**TASK DETAILS:**
All entries must be repeated exactly; do not include the pictures.

-- start DATA ENTRIES --

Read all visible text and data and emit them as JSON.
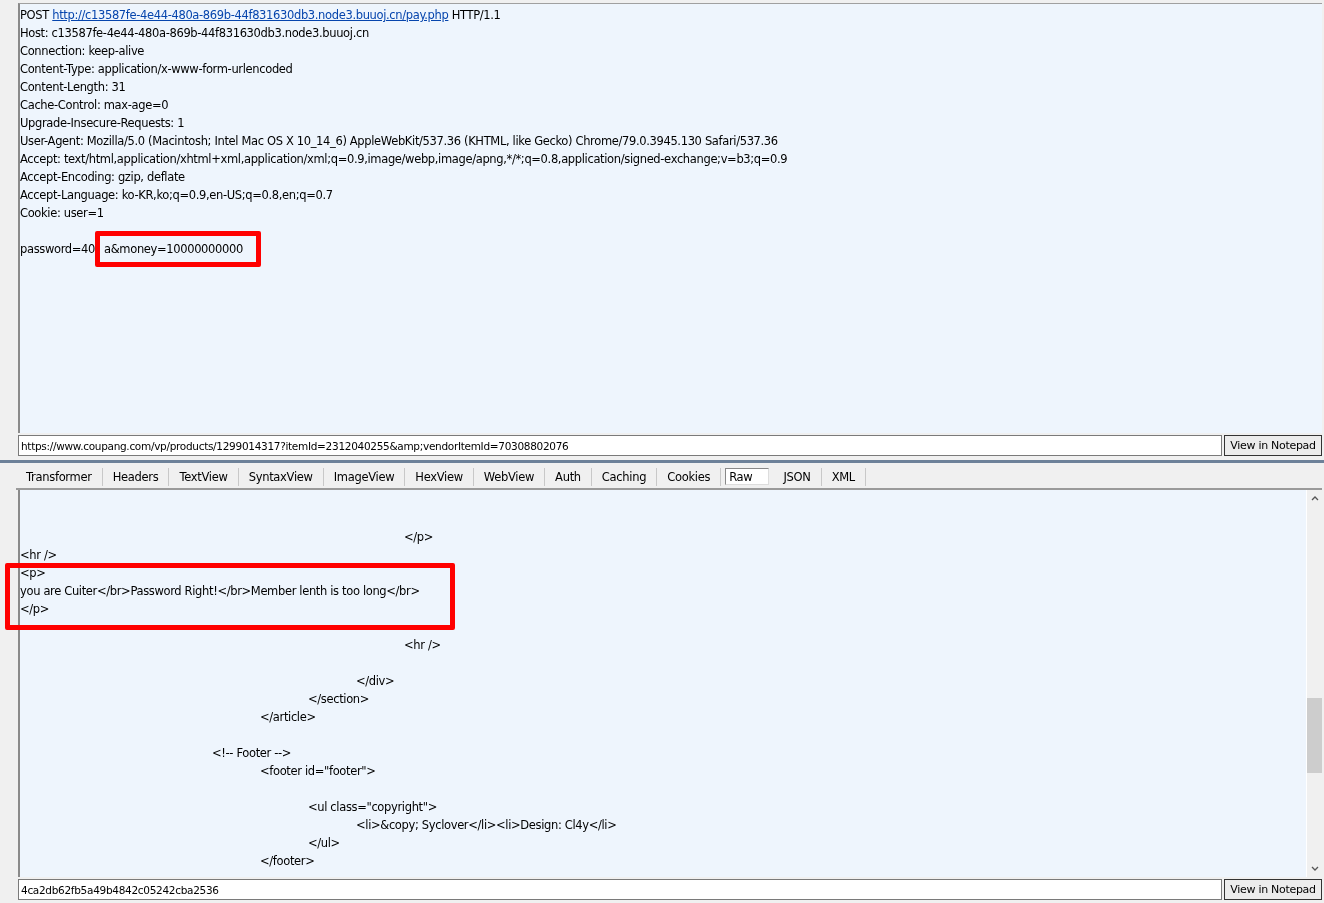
{
  "request": {
    "lines": [
      {
        "kind": "request-line",
        "method": "POST",
        "url": "http://c13587fe-4e44-480a-869b-44f831630db3.node3.buuoj.cn/pay.php",
        "version": "HTTP/1.1"
      },
      {
        "kind": "text",
        "text": "Host: c13587fe-4e44-480a-869b-44f831630db3.node3.buuoj.cn"
      },
      {
        "kind": "text",
        "text": "Connection: keep-alive"
      },
      {
        "kind": "text",
        "text": "Content-Type: application/x-www-form-urlencoded"
      },
      {
        "kind": "text",
        "text": "Content-Length: 31"
      },
      {
        "kind": "text",
        "text": "Cache-Control: max-age=0"
      },
      {
        "kind": "text",
        "text": "Upgrade-Insecure-Requests: 1"
      },
      {
        "kind": "text",
        "text": "User-Agent: Mozilla/5.0 (Macintosh; Intel Mac OS X 10_14_6) AppleWebKit/537.36 (KHTML, like Gecko) Chrome/79.0.3945.130 Safari/537.36"
      },
      {
        "kind": "text",
        "text": "Accept: text/html,application/xhtml+xml,application/xml;q=0.9,image/webp,image/apng,*/*;q=0.8,application/signed-exchange;v=b3;q=0.9"
      },
      {
        "kind": "text",
        "text": "Accept-Encoding: gzip, deflate"
      },
      {
        "kind": "text",
        "text": "Accept-Language: ko-KR,ko;q=0.9,en-US;q=0.8,en;q=0.7"
      },
      {
        "kind": "text",
        "text": "Cookie: user=1"
      },
      {
        "kind": "blank"
      },
      {
        "kind": "body",
        "prefix": "password=40",
        "marked": "a&money=10000000000"
      }
    ],
    "address": "https://www.coupang.com/vp/products/1299014317?itemId=2312040255&amp;vendorItemId=70308802076",
    "button": "View in Notepad"
  },
  "tabs": [
    {
      "label": "Transformer",
      "selected": false
    },
    {
      "label": "Headers",
      "selected": false
    },
    {
      "label": "TextView",
      "selected": false
    },
    {
      "label": "SyntaxView",
      "selected": false
    },
    {
      "label": "ImageView",
      "selected": false
    },
    {
      "label": "HexView",
      "selected": false
    },
    {
      "label": "WebView",
      "selected": false
    },
    {
      "label": "Auth",
      "selected": false
    },
    {
      "label": "Caching",
      "selected": false
    },
    {
      "label": "Cookies",
      "selected": false
    },
    {
      "label": "Raw",
      "selected": true
    },
    {
      "label": "JSON",
      "selected": false
    },
    {
      "label": "XML",
      "selected": false
    }
  ],
  "response": {
    "blocks": [
      {
        "marked": false,
        "lines": [
          {
            "kind": "blank"
          },
          {
            "kind": "blank"
          },
          {
            "kind": "text",
            "text": "\t\t\t\t\t\t\t\t</p>"
          },
          {
            "kind": "text",
            "text": "<hr />"
          }
        ]
      },
      {
        "marked": true,
        "lines": [
          {
            "kind": "text",
            "text": "<p>"
          },
          {
            "kind": "text",
            "text": "you are Cuiter</br>Password Right!</br>Member lenth is too long</br>"
          },
          {
            "kind": "text",
            "text": "</p>"
          }
        ]
      },
      {
        "marked": false,
        "lines": [
          {
            "kind": "blank"
          },
          {
            "kind": "text",
            "text": "\t\t\t\t\t\t\t\t<hr />"
          },
          {
            "kind": "blank"
          },
          {
            "kind": "text",
            "text": "\t\t\t\t\t\t\t</div>"
          },
          {
            "kind": "text",
            "text": "\t\t\t\t\t\t</section>"
          },
          {
            "kind": "text",
            "text": "\t\t\t\t\t</article>"
          },
          {
            "kind": "blank"
          },
          {
            "kind": "text",
            "text": "\t\t\t\t<!-- Footer -->"
          },
          {
            "kind": "text",
            "text": "\t\t\t\t\t<footer id=\"footer\">"
          },
          {
            "kind": "blank"
          },
          {
            "kind": "text",
            "text": "\t\t\t\t\t\t<ul class=\"copyright\">"
          },
          {
            "kind": "text",
            "text": "\t\t\t\t\t\t\t<li>&copy; Syclover</li><li>Design: Cl4y</li>"
          },
          {
            "kind": "text",
            "text": "\t\t\t\t\t\t</ul>"
          },
          {
            "kind": "text",
            "text": "\t\t\t\t\t</footer>"
          }
        ]
      }
    ],
    "address": "4ca2db62fb5a49b4842c05242cba2536",
    "button": "View in Notepad"
  }
}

-- end DATA ENTRIES --

**PROBLEM SOLUTION:**
Read all visible text and data and emit them as JSON.
{
  "request": {
    "lines": [
      {
        "kind": "request-line",
        "method": "POST",
        "url": "http://c13587fe-4e44-480a-869b-44f831630db3.node3.buuoj.cn/pay.php",
        "version": "HTTP/1.1"
      },
      {
        "kind": "text",
        "text": "Host: c13587fe-4e44-480a-869b-44f831630db3.node3.buuoj.cn"
      },
      {
        "kind": "text",
        "text": "Connection: keep-alive"
      },
      {
        "kind": "text",
        "text": "Content-Type: application/x-www-form-urlencoded"
      },
      {
        "kind": "text",
        "text": "Content-Length: 31"
      },
      {
        "kind": "text",
        "text": "Cache-Control: max-age=0"
      },
      {
        "kind": "text",
        "text": "Upgrade-Insecure-Requests: 1"
      },
      {
        "kind": "text",
        "text": "User-Agent: Mozilla/5.0 (Macintosh; Intel Mac OS X 10_14_6) AppleWebKit/537.36 (KHTML, like Gecko) Chrome/79.0.3945.130 Safari/537.36"
      },
      {
        "kind": "text",
        "text": "Accept: text/html,application/xhtml+xml,application/xml;q=0.9,image/webp,image/apng,*/*;q=0.8,application/signed-exchange;v=b3;q=0.9"
      },
      {
        "kind": "text",
        "text": "Accept-Encoding: gzip, deflate"
      },
      {
        "kind": "text",
        "text": "Accept-Language: ko-KR,ko;q=0.9,en-US;q=0.8,en;q=0.7"
      },
      {
        "kind": "text",
        "text": "Cookie: user=1"
      },
      {
        "kind": "blank"
      },
      {
        "kind": "body",
        "prefix": "password=40",
        "marked": "a&money=10000000000"
      }
    ],
    "address": "https://www.coupang.com/vp/products/1299014317?itemId=2312040255&amp;vendorItemId=70308802076",
    "button": "View in Notepad"
  },
  "tabs": [
    {
      "label": "Transformer",
      "selected": false
    },
    {
      "label": "Headers",
      "selected": false
    },
    {
      "label": "TextView",
      "selected": false
    },
    {
      "label": "SyntaxView",
      "selected": false
    },
    {
      "label": "ImageView",
      "selected": false
    },
    {
      "label": "HexView",
      "selected": false
    },
    {
      "label": "WebView",
      "selected": false
    },
    {
      "label": "Auth",
      "selected": false
    },
    {
      "label": "Caching",
      "selected": false
    },
    {
      "label": "Cookies",
      "selected": false
    },
    {
      "label": "Raw",
      "selected": true
    },
    {
      "label": "JSON",
      "selected": false
    },
    {
      "label": "XML",
      "selected": false
    }
  ],
  "response": {
    "blocks": [
      {
        "marked": false,
        "lines": [
          {
            "kind": "blank"
          },
          {
            "kind": "blank"
          },
          {
            "kind": "text",
            "text": "\t\t\t\t\t\t\t\t</p>"
          },
          {
            "kind": "text",
            "text": "<hr />"
          }
        ]
      },
      {
        "marked": true,
        "lines": [
          {
            "kind": "text",
            "text": "<p>"
          },
          {
            "kind": "text",
            "text": "you are Cuiter</br>Password Right!</br>Member lenth is too long</br>"
          },
          {
            "kind": "text",
            "text": "</p>"
          }
        ]
      },
      {
        "marked": false,
        "lines": [
          {
            "kind": "blank"
          },
          {
            "kind": "text",
            "text": "\t\t\t\t\t\t\t\t<hr />"
          },
          {
            "kind": "blank"
          },
          {
            "kind": "text",
            "text": "\t\t\t\t\t\t\t</div>"
          },
          {
            "kind": "text",
            "text": "\t\t\t\t\t\t</section>"
          },
          {
            "kind": "text",
            "text": "\t\t\t\t\t</article>"
          },
          {
            "kind": "blank"
          },
          {
            "kind": "text",
            "text": "\t\t\t\t<!-- Footer -->"
          },
          {
            "kind": "text",
            "text": "\t\t\t\t\t<footer id=\"footer\">"
          },
          {
            "kind": "blank"
          },
          {
            "kind": "text",
            "text": "\t\t\t\t\t\t<ul class=\"copyright\">"
          },
          {
            "kind": "text",
            "text": "\t\t\t\t\t\t\t<li>&copy; Syclover</li><li>Design: Cl4y</li>"
          },
          {
            "kind": "text",
            "text": "\t\t\t\t\t\t</ul>"
          },
          {
            "kind": "text",
            "text": "\t\t\t\t\t</footer>"
          }
        ]
      }
    ],
    "address": "4ca2db62fb5a49b4842c05242cba2536",
    "button": "View in Notepad"
  }
}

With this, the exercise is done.